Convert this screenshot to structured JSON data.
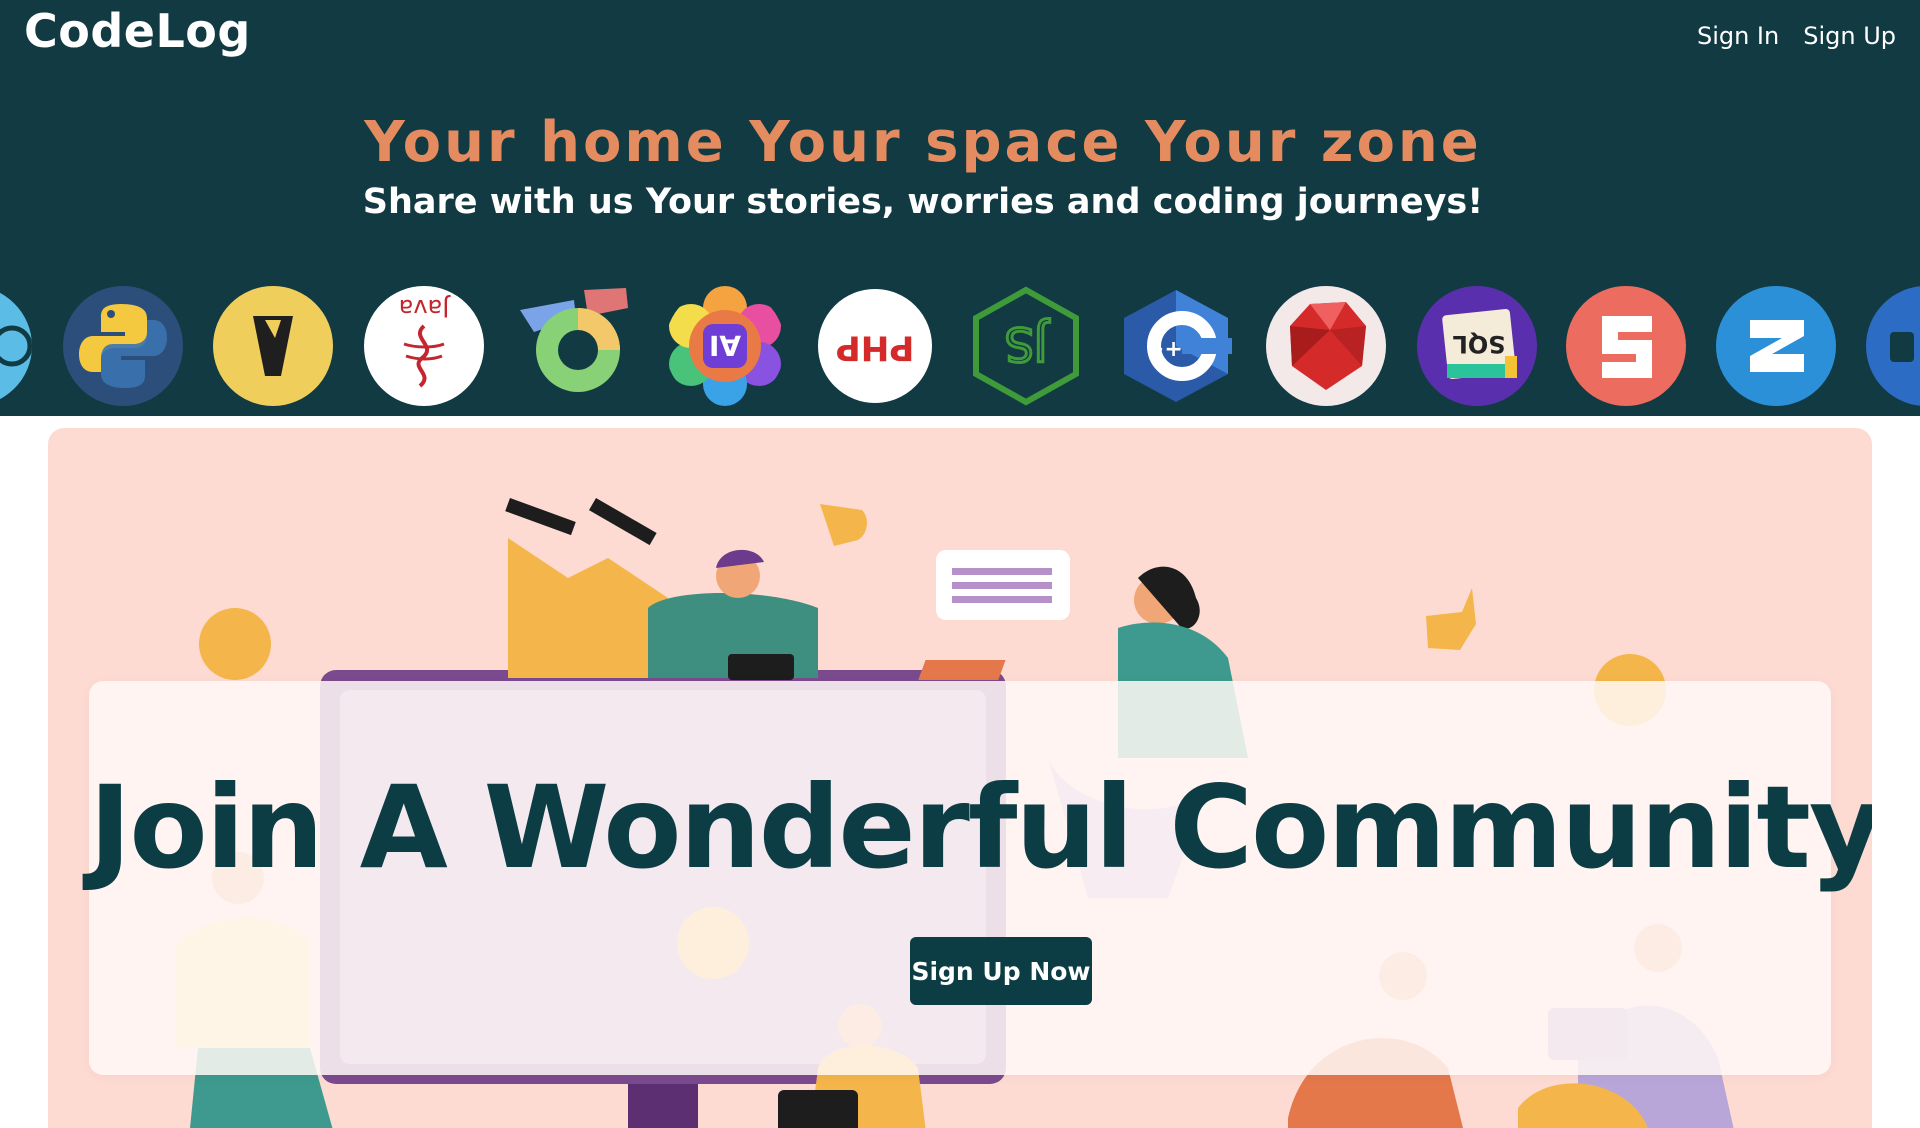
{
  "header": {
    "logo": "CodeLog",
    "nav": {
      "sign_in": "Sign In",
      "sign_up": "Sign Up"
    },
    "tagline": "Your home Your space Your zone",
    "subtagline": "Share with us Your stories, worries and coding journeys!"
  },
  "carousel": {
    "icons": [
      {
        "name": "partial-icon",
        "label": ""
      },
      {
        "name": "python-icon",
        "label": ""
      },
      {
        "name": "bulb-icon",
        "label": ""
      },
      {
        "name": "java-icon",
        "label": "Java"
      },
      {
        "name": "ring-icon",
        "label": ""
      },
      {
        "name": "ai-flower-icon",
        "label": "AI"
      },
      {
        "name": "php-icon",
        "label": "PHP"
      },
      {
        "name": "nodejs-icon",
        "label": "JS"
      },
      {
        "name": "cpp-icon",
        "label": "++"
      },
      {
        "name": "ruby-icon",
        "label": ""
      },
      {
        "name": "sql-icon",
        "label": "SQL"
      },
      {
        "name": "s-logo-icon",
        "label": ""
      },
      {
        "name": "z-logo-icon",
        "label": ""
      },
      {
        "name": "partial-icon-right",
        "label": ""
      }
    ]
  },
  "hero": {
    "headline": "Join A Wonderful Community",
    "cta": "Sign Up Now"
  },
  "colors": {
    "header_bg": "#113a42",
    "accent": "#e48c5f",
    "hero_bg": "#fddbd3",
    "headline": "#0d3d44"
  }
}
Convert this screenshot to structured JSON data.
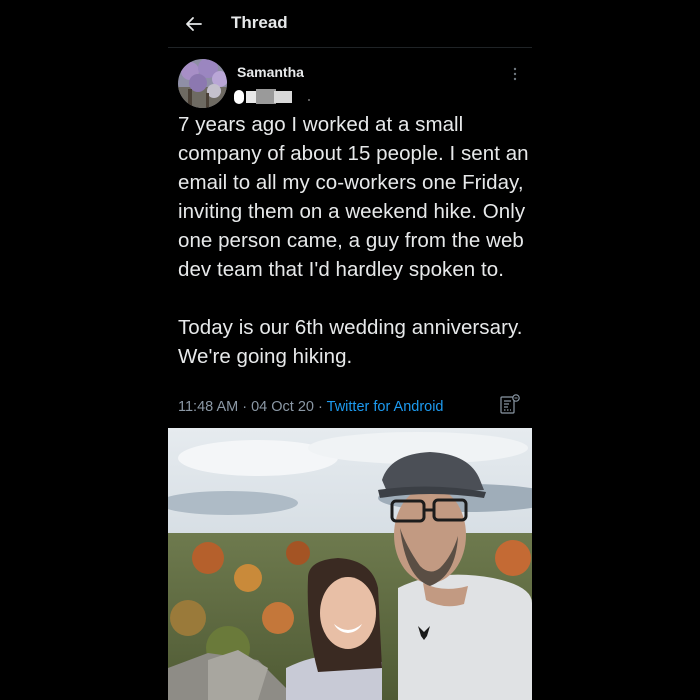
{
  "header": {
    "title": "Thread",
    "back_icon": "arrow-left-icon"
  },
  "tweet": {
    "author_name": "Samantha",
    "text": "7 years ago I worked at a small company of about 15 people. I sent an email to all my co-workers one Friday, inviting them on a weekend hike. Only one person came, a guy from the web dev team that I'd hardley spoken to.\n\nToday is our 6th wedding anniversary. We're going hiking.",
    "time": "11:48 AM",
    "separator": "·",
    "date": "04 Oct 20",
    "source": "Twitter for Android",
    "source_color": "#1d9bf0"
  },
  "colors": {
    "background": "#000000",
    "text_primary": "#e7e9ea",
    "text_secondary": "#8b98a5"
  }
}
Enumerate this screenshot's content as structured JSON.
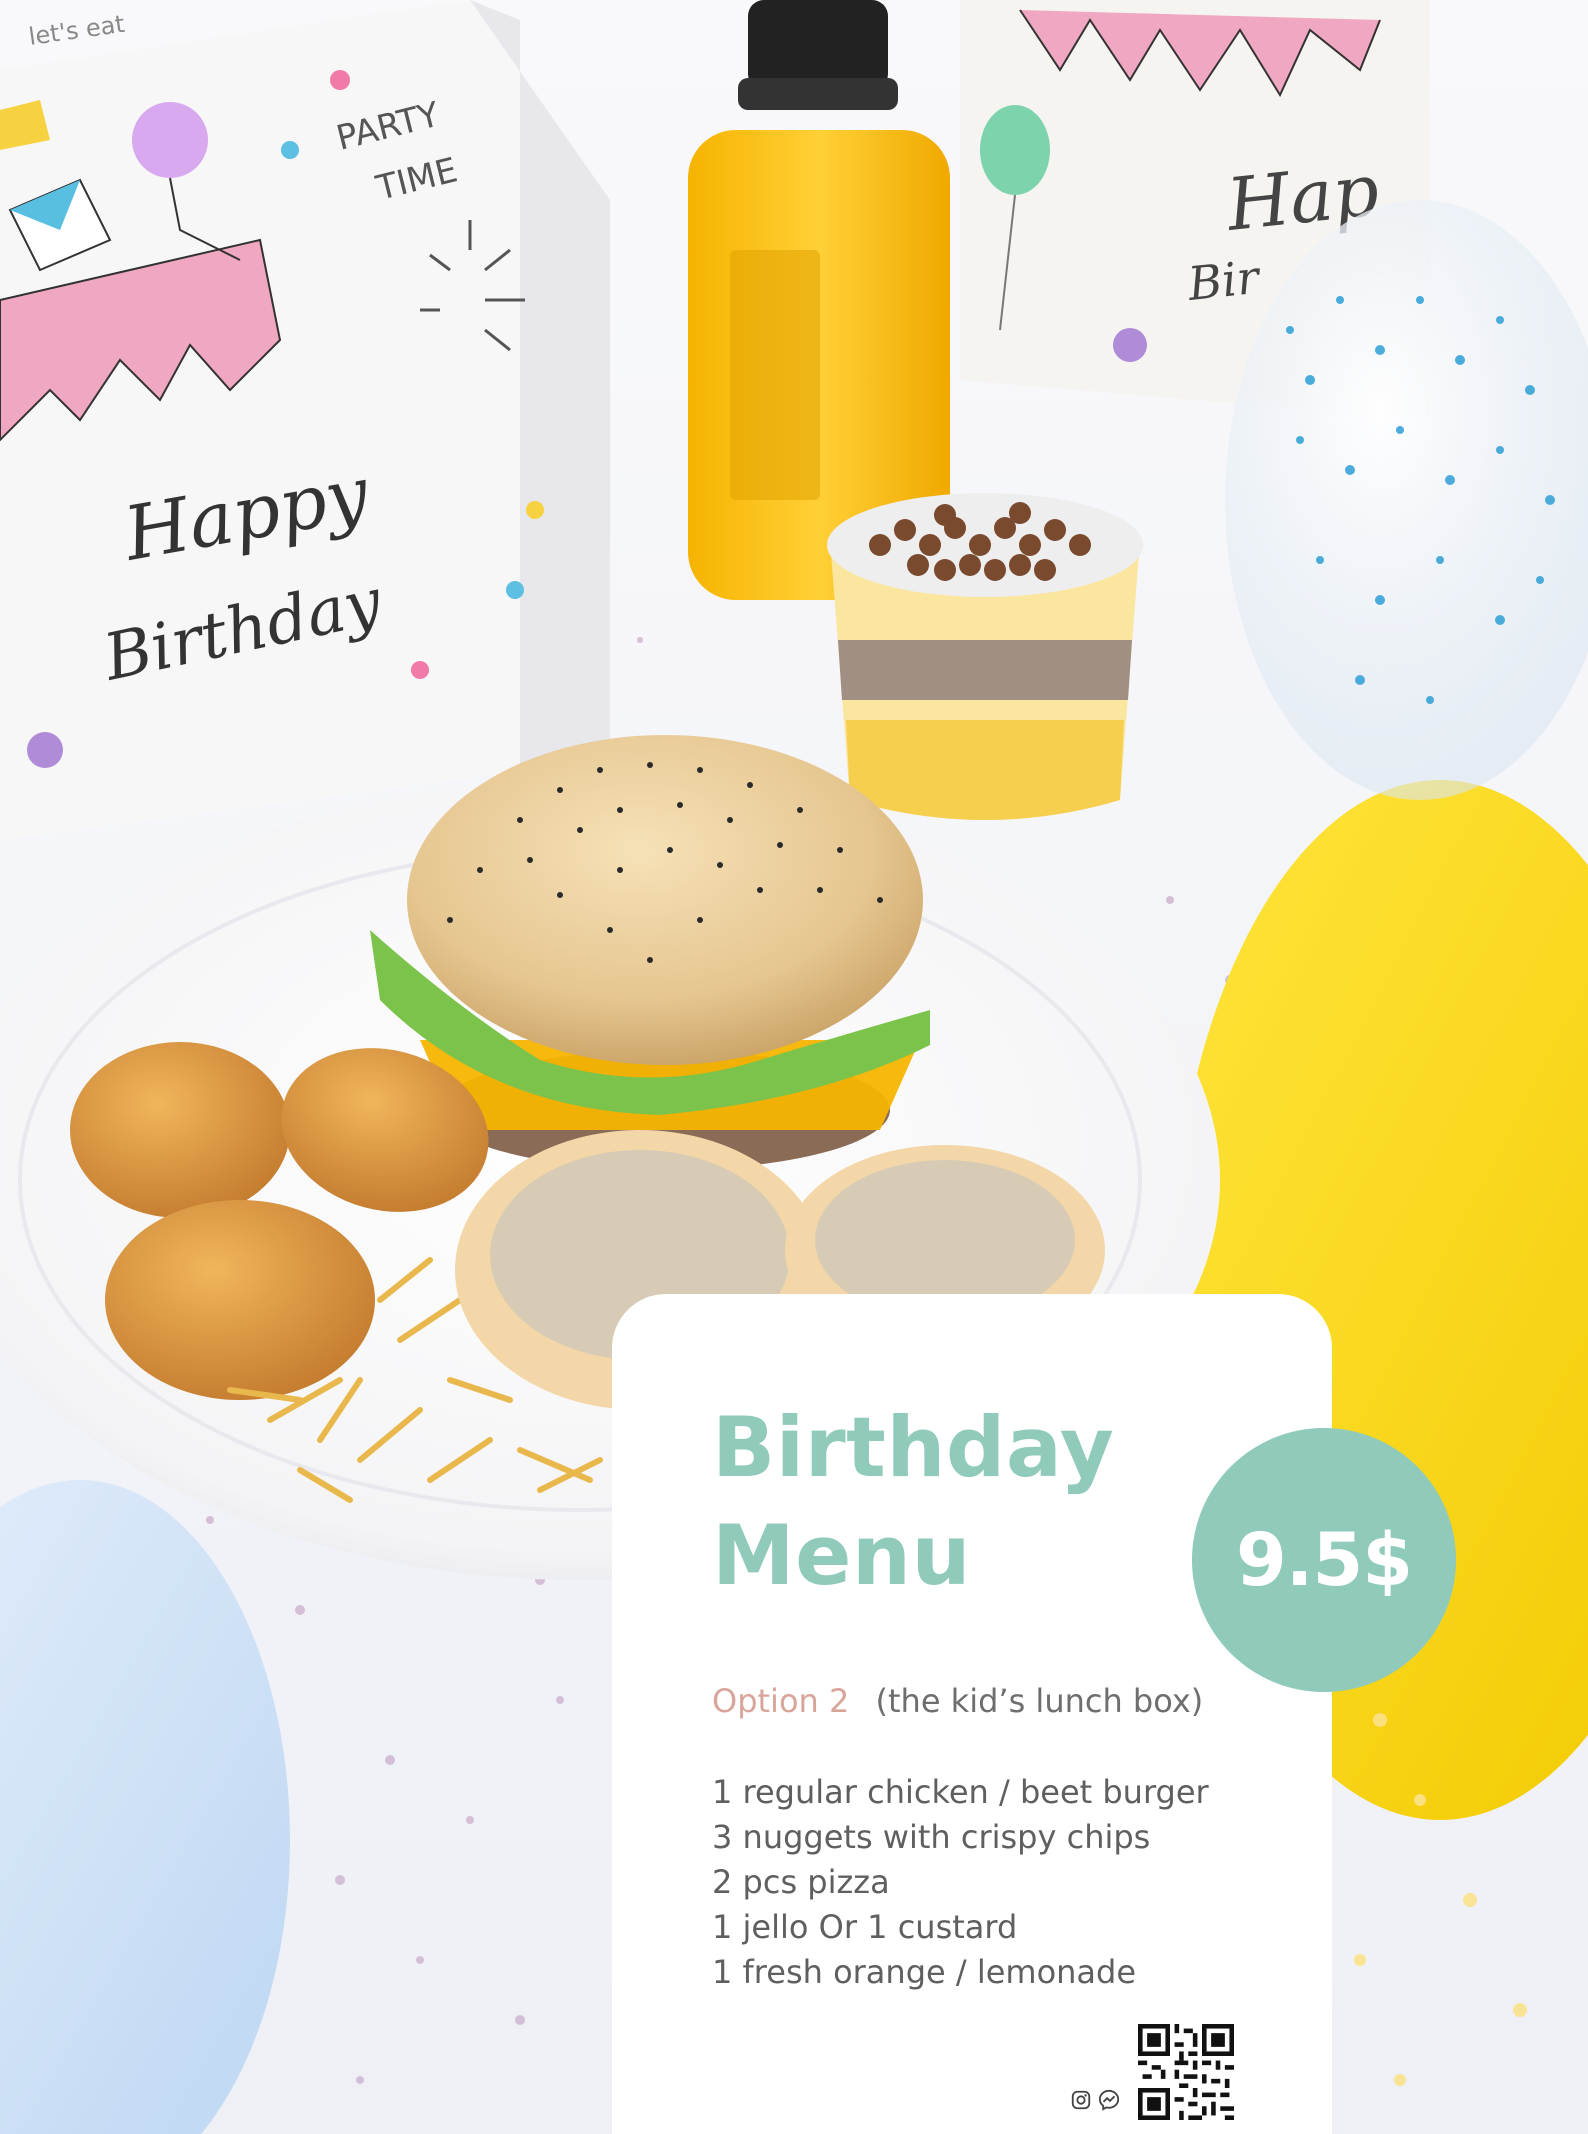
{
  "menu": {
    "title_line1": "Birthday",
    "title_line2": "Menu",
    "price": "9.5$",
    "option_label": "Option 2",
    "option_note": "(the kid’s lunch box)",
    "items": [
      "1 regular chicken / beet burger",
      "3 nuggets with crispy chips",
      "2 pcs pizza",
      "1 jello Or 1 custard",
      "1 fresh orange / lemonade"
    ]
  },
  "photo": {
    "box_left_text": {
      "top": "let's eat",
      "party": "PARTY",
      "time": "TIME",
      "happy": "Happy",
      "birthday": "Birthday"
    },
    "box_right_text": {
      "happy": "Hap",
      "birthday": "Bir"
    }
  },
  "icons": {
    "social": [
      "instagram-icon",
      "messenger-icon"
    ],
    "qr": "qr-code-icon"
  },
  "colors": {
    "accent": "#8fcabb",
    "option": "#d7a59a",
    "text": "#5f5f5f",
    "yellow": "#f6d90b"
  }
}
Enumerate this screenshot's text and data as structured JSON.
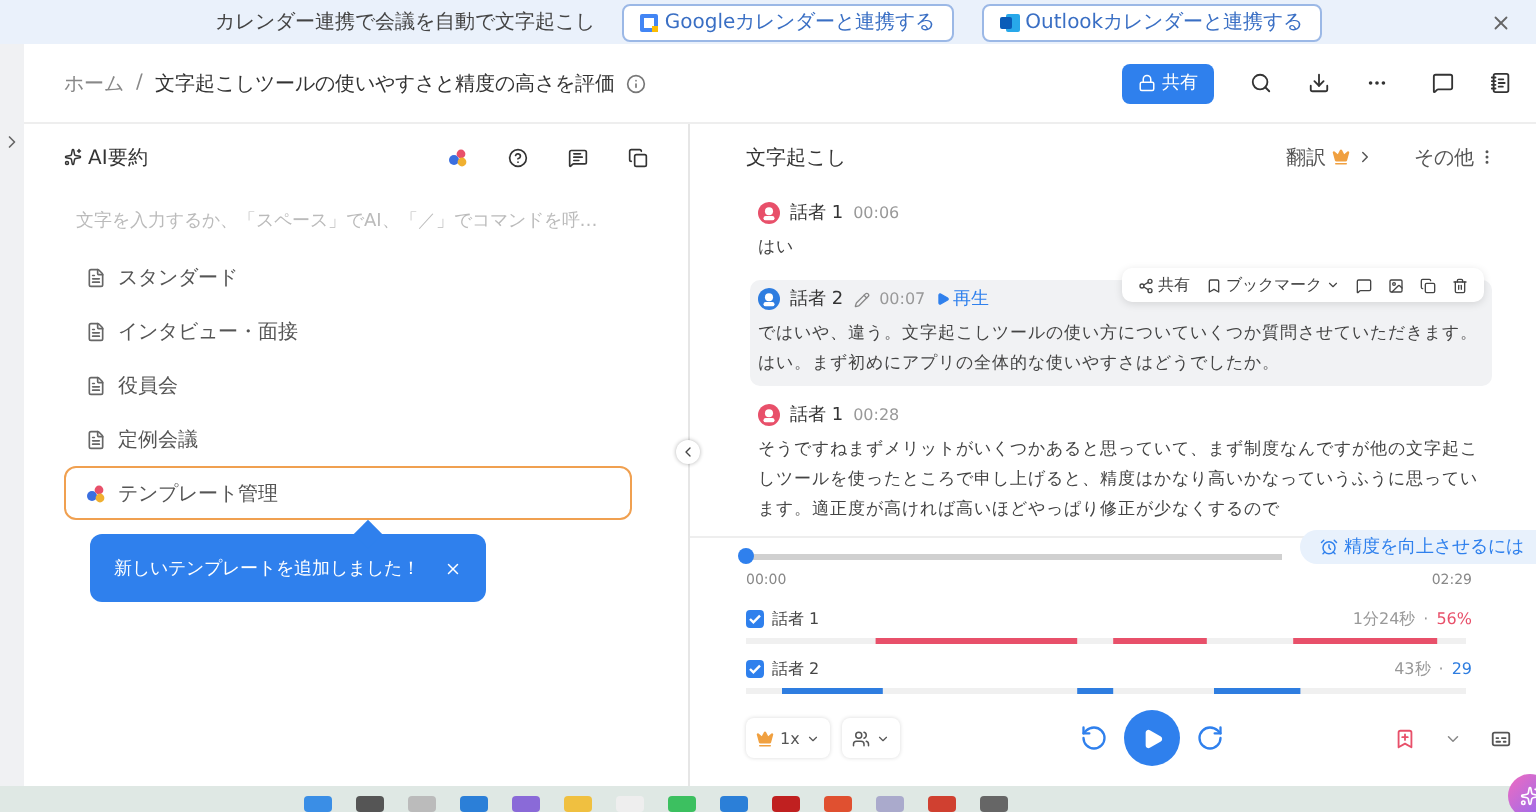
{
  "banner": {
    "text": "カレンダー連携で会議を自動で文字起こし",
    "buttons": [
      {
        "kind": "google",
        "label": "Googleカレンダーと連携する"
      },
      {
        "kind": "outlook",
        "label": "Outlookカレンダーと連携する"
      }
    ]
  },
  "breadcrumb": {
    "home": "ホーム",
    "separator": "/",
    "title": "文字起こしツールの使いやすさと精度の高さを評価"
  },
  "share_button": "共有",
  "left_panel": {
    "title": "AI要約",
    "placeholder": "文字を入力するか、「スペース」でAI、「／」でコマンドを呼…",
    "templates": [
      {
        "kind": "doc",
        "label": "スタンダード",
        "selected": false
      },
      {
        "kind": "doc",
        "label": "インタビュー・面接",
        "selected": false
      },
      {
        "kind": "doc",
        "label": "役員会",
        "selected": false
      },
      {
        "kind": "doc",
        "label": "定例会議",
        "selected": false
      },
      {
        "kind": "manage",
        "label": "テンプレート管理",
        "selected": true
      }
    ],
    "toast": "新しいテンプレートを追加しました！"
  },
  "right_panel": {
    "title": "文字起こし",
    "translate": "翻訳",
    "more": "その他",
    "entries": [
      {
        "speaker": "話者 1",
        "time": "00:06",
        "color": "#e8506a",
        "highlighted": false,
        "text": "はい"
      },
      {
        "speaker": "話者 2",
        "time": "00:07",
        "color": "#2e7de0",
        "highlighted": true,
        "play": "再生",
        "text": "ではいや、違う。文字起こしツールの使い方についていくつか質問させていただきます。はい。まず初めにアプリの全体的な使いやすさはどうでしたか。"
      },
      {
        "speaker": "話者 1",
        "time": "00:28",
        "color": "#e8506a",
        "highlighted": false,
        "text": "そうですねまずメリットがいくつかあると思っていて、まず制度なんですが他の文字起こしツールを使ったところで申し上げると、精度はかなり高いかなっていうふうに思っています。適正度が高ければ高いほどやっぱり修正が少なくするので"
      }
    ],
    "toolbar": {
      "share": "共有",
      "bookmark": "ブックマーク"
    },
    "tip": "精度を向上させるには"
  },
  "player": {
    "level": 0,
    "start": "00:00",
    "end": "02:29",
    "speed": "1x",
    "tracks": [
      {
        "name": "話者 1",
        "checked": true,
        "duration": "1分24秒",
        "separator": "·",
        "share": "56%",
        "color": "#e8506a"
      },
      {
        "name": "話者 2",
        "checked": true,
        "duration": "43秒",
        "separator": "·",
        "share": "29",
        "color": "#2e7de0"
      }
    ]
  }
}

→ GIVEN TASK: Pick out every line holding the string "headline" and return it.

→ REPLY TO THE EXERCISE:
    "headline": "Join A Wonderful Community",
    "headline": "#0d3d44"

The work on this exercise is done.